__Exercise objective__:
Using the listing below, give the number of lines where "ylabel" appears, and nothing else.

(Records contained in a dataset)
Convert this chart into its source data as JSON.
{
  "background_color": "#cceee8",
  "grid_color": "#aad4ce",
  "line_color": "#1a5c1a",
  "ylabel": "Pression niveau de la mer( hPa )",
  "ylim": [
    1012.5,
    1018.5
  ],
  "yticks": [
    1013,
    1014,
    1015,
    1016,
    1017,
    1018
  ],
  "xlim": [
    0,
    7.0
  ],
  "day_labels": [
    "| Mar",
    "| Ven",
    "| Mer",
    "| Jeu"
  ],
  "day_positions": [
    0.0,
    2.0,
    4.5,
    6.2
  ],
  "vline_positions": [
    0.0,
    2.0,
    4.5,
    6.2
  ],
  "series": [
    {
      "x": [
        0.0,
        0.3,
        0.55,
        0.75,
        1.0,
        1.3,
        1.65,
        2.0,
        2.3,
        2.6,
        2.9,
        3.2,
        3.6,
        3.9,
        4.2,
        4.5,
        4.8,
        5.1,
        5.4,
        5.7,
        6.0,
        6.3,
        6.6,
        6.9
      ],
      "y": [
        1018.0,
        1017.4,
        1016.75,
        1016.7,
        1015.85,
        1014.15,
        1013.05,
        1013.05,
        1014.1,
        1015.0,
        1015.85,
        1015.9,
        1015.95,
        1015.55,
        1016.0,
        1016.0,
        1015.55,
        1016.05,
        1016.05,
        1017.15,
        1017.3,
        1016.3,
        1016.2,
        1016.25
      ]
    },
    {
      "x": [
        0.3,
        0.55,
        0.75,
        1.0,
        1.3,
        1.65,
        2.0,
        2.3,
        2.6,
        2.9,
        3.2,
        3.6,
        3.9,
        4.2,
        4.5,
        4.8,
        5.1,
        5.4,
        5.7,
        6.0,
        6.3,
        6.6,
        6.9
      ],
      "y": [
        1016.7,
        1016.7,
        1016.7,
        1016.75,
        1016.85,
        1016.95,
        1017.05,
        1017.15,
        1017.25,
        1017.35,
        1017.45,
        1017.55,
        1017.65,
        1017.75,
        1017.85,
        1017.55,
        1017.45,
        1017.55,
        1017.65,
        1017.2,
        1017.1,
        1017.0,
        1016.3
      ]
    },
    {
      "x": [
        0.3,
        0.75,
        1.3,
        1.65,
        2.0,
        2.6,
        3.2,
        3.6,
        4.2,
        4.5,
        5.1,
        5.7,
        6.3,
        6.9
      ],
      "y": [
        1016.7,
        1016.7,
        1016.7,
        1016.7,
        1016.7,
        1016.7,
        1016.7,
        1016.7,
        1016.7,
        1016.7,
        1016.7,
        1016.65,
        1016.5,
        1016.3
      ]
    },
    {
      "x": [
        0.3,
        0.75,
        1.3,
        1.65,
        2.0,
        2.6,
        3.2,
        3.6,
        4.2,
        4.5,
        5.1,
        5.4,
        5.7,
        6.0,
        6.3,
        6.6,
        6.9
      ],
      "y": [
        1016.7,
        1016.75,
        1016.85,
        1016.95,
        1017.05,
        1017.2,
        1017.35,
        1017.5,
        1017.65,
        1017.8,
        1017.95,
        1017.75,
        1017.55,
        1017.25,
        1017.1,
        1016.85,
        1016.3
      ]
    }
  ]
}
--
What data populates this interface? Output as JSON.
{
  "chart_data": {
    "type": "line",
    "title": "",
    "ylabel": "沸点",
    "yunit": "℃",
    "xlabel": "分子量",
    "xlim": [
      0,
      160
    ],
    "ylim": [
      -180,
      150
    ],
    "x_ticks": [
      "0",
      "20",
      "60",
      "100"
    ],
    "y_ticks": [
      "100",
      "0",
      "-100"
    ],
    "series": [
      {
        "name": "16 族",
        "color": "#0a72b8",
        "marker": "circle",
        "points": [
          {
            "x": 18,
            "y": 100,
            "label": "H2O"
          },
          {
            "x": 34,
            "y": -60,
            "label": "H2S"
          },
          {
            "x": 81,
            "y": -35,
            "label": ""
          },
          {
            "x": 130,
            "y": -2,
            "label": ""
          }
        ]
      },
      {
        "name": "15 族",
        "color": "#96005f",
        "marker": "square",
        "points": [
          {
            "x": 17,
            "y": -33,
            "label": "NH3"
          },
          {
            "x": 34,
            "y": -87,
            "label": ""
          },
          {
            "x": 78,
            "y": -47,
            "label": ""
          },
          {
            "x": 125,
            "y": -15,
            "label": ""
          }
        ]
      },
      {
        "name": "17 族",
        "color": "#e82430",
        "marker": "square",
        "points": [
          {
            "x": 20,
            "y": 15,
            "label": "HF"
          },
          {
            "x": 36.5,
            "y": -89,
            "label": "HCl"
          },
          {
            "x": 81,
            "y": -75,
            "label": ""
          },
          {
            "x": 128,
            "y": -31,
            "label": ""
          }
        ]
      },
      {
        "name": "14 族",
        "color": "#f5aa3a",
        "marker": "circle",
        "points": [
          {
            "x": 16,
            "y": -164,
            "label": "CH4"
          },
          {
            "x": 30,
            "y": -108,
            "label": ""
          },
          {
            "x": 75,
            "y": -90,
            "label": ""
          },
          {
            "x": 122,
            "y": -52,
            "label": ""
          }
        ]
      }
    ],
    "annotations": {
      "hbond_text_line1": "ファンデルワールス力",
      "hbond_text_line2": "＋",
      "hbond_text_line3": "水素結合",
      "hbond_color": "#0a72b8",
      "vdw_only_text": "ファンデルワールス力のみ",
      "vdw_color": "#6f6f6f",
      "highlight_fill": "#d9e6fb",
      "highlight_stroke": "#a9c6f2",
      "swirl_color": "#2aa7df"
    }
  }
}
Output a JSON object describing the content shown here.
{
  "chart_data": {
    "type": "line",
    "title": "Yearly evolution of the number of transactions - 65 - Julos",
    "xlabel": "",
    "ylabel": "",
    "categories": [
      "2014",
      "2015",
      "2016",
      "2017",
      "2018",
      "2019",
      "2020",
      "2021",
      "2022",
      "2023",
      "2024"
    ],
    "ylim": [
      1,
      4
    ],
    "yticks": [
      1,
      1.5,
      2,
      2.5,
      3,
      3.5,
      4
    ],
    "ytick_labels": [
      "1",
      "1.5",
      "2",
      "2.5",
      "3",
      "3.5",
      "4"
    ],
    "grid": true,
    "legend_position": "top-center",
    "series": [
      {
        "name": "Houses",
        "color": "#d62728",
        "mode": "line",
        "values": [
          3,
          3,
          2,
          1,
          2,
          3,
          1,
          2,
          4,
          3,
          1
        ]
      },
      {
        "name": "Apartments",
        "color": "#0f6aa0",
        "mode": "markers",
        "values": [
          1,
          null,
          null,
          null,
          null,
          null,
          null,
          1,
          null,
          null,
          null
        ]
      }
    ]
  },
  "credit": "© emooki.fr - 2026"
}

__Complete output__:
3